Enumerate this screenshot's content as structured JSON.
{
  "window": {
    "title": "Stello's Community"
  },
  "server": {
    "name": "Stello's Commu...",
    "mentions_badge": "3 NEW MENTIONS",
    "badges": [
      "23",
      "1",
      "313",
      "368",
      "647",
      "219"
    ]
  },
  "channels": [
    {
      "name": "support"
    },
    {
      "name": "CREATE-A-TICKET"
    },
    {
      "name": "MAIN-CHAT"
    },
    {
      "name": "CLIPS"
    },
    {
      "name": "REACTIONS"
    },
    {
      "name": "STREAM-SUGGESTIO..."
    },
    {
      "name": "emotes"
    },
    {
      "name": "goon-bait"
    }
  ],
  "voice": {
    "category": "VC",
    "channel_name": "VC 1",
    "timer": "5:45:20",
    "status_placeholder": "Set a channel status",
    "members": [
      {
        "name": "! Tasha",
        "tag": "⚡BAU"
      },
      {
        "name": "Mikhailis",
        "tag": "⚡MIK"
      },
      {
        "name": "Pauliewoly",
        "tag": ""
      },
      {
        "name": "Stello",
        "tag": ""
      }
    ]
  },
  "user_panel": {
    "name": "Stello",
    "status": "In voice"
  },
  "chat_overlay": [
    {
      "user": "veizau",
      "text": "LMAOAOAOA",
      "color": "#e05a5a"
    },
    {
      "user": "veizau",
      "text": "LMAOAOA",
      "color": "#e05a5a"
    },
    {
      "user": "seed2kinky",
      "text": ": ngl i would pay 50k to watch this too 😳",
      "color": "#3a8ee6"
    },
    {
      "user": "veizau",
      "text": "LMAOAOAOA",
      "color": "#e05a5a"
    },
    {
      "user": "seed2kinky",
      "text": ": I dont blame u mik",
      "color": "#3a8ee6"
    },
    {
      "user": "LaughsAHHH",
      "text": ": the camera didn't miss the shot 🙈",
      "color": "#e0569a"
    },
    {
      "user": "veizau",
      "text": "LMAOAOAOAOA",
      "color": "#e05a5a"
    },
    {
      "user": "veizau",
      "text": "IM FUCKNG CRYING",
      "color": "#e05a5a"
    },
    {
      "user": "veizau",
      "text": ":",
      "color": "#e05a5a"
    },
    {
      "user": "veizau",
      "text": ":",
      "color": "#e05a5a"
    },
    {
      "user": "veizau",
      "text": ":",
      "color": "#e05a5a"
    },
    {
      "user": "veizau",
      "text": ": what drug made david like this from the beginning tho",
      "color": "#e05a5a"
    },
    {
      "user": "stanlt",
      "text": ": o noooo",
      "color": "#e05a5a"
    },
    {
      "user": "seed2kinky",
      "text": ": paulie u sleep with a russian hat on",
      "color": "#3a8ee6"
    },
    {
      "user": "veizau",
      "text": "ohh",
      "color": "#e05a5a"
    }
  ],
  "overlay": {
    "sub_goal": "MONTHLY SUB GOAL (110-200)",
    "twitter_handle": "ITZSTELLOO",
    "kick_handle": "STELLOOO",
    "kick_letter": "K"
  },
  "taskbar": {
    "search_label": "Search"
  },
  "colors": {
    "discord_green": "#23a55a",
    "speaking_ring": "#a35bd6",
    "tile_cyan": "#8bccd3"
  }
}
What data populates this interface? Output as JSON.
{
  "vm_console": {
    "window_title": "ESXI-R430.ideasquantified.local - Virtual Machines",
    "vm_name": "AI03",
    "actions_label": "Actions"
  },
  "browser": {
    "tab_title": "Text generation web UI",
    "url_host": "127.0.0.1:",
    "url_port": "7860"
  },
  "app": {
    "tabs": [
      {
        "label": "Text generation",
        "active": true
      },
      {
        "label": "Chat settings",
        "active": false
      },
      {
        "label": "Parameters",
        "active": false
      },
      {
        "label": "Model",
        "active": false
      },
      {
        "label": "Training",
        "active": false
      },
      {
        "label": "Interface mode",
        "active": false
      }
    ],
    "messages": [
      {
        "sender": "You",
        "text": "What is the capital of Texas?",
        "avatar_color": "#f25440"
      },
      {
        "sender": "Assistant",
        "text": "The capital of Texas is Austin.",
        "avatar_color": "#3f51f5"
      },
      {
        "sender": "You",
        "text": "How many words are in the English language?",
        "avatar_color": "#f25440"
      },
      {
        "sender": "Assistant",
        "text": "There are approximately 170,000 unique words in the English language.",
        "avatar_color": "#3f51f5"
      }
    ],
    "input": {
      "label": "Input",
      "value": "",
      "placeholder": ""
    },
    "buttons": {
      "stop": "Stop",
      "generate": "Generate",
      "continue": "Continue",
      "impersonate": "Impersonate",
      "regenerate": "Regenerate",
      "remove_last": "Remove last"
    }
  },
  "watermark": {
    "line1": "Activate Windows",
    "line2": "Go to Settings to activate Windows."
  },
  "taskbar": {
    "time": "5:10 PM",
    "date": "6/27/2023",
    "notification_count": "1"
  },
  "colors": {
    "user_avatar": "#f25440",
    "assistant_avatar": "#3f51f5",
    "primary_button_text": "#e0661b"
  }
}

☆ ☆ ☆ ☆

**Aim**.
Copy every line that contains the string "this".

**Final answer**.
Enumerate this screenshot's content as structured JSON.
      "text": ": ngl i would pay 50k to watch this too 😳",
      "text": ": what drug made david like this from the beginning tho",
What data populates this interface? Output as JSON.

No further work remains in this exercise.